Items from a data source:
◆ ◆ ◆
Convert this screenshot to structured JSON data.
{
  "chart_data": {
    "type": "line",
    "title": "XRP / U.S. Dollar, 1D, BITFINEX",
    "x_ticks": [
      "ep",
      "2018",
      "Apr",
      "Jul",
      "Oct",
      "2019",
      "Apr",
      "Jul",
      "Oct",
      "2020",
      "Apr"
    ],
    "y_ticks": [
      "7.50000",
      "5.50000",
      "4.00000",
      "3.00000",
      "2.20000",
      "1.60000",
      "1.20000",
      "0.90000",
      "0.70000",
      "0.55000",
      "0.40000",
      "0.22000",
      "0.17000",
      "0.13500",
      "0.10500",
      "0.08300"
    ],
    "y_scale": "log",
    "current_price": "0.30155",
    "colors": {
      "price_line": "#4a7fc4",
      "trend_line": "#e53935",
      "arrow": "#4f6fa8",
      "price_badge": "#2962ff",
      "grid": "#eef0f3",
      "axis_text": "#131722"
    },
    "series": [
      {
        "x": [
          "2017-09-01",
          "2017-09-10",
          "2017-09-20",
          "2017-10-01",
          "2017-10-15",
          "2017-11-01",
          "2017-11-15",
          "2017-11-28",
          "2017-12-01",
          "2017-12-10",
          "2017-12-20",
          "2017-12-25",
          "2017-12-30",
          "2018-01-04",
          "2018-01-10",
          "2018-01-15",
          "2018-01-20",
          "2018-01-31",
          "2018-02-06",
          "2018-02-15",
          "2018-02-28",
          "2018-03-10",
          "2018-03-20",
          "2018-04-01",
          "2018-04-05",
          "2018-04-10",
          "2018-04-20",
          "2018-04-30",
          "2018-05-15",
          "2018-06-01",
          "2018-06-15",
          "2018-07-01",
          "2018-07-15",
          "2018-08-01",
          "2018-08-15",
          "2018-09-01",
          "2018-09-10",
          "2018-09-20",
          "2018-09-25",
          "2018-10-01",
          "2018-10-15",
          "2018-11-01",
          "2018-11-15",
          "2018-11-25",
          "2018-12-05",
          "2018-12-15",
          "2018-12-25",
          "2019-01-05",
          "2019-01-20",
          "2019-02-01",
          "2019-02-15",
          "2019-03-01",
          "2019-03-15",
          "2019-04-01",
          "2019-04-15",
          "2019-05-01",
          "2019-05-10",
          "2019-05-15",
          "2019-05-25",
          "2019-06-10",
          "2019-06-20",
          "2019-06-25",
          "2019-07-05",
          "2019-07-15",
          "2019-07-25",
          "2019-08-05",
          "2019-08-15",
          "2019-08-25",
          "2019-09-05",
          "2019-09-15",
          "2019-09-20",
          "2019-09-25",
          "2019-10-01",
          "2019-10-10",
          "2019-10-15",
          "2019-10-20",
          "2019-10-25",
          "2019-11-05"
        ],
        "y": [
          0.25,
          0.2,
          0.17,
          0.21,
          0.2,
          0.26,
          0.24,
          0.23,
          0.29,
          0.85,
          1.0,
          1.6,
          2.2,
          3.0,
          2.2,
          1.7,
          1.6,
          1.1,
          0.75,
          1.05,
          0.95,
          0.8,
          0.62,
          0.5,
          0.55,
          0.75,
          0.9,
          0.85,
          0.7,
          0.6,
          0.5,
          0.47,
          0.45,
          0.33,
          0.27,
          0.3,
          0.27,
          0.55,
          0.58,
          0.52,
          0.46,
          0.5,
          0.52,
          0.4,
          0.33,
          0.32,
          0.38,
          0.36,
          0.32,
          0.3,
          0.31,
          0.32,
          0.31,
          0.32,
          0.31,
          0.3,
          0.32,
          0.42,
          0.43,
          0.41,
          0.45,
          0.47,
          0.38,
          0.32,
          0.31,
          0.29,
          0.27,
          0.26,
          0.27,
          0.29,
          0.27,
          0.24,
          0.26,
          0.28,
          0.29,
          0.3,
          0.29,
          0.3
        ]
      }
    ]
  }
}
◆ ◆ ◆
_WHAT IS NEEDED_
Set down the entries verbatim, leaving none out.

_EXERCISE ANSWER_
Convert this screenshot to structured JSON data.
{
  "chart_data": {
    "type": "line",
    "title": "XRP / U.S. Dollar, 1D, BITFINEX",
    "x_ticks": [
      "ep",
      "2018",
      "Apr",
      "Jul",
      "Oct",
      "2019",
      "Apr",
      "Jul",
      "Oct",
      "2020",
      "Apr"
    ],
    "y_ticks": [
      "7.50000",
      "5.50000",
      "4.00000",
      "3.00000",
      "2.20000",
      "1.60000",
      "1.20000",
      "0.90000",
      "0.70000",
      "0.55000",
      "0.40000",
      "0.22000",
      "0.17000",
      "0.13500",
      "0.10500",
      "0.08300"
    ],
    "y_scale": "log",
    "current_price": "0.30155",
    "colors": {
      "price_line": "#4a7fc4",
      "trend_line": "#e53935",
      "arrow": "#4f6fa8",
      "price_badge": "#2962ff",
      "grid": "#eef0f3",
      "axis_text": "#131722"
    },
    "series": [
      {
        "x": [
          "2017-09-01",
          "2017-09-10",
          "2017-09-20",
          "2017-10-01",
          "2017-10-15",
          "2017-11-01",
          "2017-11-15",
          "2017-11-28",
          "2017-12-01",
          "2017-12-10",
          "2017-12-20",
          "2017-12-25",
          "2017-12-30",
          "2018-01-04",
          "2018-01-10",
          "2018-01-15",
          "2018-01-20",
          "2018-01-31",
          "2018-02-06",
          "2018-02-15",
          "2018-02-28",
          "2018-03-10",
          "2018-03-20",
          "2018-04-01",
          "2018-04-05",
          "2018-04-10",
          "2018-04-20",
          "2018-04-30",
          "2018-05-15",
          "2018-06-01",
          "2018-06-15",
          "2018-07-01",
          "2018-07-15",
          "2018-08-01",
          "2018-08-15",
          "2018-09-01",
          "2018-09-10",
          "2018-09-20",
          "2018-09-25",
          "2018-10-01",
          "2018-10-15",
          "2018-11-01",
          "2018-11-15",
          "2018-11-25",
          "2018-12-05",
          "2018-12-15",
          "2018-12-25",
          "2019-01-05",
          "2019-01-20",
          "2019-02-01",
          "2019-02-15",
          "2019-03-01",
          "2019-03-15",
          "2019-04-01",
          "2019-04-15",
          "2019-05-01",
          "2019-05-10",
          "2019-05-15",
          "2019-05-25",
          "2019-06-10",
          "2019-06-20",
          "2019-06-25",
          "2019-07-05",
          "2019-07-15",
          "2019-07-25",
          "2019-08-05",
          "2019-08-15",
          "2019-08-25",
          "2019-09-05",
          "2019-09-15",
          "2019-09-20",
          "2019-09-25",
          "2019-10-01",
          "2019-10-10",
          "2019-10-15",
          "2019-10-20",
          "2019-10-25",
          "2019-11-05"
        ],
        "y": [
          0.25,
          0.2,
          0.17,
          0.21,
          0.2,
          0.26,
          0.24,
          0.23,
          0.29,
          0.85,
          1.0,
          1.6,
          2.2,
          3.0,
          2.2,
          1.7,
          1.6,
          1.1,
          0.75,
          1.05,
          0.95,
          0.8,
          0.62,
          0.5,
          0.55,
          0.75,
          0.9,
          0.85,
          0.7,
          0.6,
          0.5,
          0.47,
          0.45,
          0.33,
          0.27,
          0.3,
          0.27,
          0.55,
          0.58,
          0.52,
          0.46,
          0.5,
          0.52,
          0.4,
          0.33,
          0.32,
          0.38,
          0.36,
          0.32,
          0.3,
          0.31,
          0.32,
          0.31,
          0.32,
          0.31,
          0.3,
          0.32,
          0.42,
          0.43,
          0.41,
          0.45,
          0.47,
          0.38,
          0.32,
          0.31,
          0.29,
          0.27,
          0.26,
          0.27,
          0.29,
          0.27,
          0.24,
          0.26,
          0.28,
          0.29,
          0.3,
          0.29,
          0.3
        ]
      }
    ]
  }
}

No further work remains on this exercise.